-- GIVEN TASK --
Keep only the lines where "malicioso" appears.

[Dataset items]
========================================
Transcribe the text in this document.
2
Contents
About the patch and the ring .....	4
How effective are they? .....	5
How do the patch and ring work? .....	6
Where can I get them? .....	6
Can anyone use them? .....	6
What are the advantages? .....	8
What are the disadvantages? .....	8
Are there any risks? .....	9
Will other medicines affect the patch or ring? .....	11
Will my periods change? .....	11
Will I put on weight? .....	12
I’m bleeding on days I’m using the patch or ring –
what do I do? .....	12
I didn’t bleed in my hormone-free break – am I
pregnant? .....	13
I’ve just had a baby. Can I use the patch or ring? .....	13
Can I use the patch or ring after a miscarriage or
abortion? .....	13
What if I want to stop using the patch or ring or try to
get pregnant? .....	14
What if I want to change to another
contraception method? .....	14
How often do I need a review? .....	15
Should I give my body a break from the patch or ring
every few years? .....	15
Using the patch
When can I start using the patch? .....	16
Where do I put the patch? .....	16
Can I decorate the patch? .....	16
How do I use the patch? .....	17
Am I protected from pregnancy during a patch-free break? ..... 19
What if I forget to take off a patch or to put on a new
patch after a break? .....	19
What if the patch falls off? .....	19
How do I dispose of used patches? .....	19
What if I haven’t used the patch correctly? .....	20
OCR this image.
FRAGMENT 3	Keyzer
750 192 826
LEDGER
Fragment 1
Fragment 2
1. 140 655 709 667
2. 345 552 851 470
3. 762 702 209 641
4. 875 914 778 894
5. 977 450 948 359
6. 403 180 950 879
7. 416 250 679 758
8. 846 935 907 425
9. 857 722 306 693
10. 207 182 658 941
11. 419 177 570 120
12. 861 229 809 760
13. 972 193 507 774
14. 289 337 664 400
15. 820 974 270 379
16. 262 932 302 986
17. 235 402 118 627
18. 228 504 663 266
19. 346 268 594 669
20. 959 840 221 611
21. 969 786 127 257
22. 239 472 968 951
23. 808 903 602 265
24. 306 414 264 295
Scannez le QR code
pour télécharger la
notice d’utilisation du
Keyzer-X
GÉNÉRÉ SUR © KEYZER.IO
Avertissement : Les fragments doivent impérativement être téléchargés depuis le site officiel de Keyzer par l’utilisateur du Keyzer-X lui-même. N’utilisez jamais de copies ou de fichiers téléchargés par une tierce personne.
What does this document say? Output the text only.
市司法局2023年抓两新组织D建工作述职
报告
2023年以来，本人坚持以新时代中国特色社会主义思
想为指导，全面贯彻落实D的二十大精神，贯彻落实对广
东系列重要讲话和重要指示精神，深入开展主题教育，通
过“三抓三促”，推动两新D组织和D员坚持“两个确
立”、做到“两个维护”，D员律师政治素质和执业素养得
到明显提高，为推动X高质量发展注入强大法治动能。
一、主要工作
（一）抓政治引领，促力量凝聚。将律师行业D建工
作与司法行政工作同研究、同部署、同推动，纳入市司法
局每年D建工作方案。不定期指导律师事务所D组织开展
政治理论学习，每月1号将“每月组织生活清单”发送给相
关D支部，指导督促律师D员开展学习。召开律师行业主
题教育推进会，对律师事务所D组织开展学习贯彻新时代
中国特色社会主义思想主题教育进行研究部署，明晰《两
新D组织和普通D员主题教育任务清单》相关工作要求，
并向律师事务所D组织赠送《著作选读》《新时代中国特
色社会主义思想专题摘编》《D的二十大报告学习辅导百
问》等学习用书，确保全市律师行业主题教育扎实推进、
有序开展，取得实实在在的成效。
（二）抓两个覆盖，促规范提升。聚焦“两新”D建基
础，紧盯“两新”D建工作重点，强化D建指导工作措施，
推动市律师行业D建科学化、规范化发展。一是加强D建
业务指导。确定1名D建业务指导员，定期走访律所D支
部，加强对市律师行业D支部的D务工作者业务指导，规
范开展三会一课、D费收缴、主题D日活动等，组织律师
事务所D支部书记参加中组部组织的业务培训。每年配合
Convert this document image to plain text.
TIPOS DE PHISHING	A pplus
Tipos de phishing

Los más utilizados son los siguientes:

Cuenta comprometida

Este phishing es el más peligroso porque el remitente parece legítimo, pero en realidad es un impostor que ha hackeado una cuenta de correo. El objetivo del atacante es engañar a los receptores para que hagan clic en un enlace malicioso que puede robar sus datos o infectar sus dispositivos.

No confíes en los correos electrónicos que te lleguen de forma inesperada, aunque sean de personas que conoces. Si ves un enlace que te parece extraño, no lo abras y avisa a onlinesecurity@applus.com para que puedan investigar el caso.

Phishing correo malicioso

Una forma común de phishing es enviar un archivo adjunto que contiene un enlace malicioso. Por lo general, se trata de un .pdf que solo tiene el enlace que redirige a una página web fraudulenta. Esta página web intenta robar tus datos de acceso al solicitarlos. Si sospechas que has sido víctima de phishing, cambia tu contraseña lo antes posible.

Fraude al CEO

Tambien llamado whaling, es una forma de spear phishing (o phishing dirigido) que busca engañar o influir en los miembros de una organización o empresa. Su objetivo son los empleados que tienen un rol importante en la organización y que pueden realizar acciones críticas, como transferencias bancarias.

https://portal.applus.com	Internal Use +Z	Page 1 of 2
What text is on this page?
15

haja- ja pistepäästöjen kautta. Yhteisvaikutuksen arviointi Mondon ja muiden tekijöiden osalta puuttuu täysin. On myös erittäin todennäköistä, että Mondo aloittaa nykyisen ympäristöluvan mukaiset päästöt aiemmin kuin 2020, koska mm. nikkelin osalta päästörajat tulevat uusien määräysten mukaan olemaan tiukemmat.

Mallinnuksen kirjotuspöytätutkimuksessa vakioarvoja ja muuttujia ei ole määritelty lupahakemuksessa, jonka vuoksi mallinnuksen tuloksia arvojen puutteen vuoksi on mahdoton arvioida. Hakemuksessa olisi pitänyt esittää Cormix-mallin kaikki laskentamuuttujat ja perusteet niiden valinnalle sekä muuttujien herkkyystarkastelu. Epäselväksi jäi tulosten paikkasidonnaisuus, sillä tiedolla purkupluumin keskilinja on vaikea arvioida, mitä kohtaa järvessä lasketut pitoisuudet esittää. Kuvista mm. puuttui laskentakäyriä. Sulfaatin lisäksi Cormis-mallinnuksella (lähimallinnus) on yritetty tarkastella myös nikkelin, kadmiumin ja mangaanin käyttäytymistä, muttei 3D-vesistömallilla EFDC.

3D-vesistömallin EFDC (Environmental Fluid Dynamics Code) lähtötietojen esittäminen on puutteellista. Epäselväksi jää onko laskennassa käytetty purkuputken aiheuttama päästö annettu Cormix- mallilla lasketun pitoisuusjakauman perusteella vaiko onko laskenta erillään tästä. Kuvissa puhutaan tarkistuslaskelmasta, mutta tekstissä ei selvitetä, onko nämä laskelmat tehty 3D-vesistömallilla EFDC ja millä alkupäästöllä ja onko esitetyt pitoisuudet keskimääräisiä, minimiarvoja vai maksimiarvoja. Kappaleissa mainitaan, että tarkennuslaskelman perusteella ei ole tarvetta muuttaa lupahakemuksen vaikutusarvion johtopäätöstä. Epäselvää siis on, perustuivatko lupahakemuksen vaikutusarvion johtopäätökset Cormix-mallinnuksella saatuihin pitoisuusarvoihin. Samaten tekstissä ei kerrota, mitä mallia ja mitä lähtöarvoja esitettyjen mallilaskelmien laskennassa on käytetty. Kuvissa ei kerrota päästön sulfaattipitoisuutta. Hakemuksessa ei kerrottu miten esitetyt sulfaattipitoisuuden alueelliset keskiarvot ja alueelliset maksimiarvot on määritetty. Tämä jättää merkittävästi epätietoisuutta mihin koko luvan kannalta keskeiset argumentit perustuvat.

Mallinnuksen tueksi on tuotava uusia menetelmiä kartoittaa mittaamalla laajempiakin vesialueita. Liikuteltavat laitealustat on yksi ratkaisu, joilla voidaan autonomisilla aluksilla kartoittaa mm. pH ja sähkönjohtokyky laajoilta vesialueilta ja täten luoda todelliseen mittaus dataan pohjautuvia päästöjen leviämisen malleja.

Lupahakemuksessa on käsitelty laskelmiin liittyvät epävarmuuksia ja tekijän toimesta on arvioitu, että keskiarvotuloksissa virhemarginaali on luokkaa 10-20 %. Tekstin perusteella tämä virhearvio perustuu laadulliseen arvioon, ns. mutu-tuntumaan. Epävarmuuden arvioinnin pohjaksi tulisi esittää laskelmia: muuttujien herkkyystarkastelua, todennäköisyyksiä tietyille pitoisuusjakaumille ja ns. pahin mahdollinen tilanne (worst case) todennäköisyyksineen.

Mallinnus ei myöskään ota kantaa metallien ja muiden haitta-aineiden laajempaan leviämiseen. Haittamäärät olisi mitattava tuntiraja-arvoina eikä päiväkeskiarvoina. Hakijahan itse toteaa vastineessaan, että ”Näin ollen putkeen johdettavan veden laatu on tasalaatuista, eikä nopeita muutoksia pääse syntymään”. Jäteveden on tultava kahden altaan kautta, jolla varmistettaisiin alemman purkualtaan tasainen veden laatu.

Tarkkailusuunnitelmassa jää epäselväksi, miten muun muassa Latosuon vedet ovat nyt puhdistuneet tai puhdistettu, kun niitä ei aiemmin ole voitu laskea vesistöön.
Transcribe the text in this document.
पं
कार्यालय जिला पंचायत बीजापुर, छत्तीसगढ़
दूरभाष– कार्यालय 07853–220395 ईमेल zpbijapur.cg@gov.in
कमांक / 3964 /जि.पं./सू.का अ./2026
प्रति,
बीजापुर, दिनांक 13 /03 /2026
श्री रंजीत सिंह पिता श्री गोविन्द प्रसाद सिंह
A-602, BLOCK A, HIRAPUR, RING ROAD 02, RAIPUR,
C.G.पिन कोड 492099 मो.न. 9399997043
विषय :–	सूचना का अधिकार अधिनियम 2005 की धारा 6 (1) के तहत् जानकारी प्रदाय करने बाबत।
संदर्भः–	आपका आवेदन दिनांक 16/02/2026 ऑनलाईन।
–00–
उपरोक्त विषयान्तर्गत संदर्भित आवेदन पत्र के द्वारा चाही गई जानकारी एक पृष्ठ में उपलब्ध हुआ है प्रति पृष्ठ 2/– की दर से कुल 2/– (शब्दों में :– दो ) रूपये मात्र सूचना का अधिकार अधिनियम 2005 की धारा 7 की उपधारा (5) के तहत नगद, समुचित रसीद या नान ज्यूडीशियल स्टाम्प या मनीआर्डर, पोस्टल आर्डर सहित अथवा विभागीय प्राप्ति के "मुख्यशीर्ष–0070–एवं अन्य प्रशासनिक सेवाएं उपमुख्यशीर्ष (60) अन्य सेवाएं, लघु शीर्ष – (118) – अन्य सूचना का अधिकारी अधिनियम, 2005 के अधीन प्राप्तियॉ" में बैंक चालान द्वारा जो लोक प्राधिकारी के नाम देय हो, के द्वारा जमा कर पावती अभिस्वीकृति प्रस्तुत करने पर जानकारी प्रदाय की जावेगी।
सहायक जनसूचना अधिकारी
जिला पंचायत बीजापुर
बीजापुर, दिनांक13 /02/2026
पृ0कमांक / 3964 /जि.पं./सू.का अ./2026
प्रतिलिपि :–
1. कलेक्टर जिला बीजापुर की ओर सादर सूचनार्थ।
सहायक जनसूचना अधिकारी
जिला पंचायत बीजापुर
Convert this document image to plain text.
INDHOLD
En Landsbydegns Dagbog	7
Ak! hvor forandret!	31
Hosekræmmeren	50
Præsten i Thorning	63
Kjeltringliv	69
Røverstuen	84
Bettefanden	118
========================================
-- EXERCISE SOLUTION --
Este phishing es el más peligroso porque el remitente parece legítimo, pero en realidad es un impostor que ha hackeado una cuenta de correo. El objetivo del atacante es engañar a los receptores para que hagan clic en un enlace malicioso que puede robar sus datos o infectar sus dispositivos.
Phishing correo malicioso
Una forma común de phishing es enviar un archivo adjunto que contiene un enlace malicioso. Por lo general, se trata de un .pdf que solo tiene el enlace que redirige a una página web fraudulenta. Esta página web intenta robar tus datos de acceso al solicitarlos. Si sospechas que has sido víctima de phishing, cambia tu contraseña lo antes posible.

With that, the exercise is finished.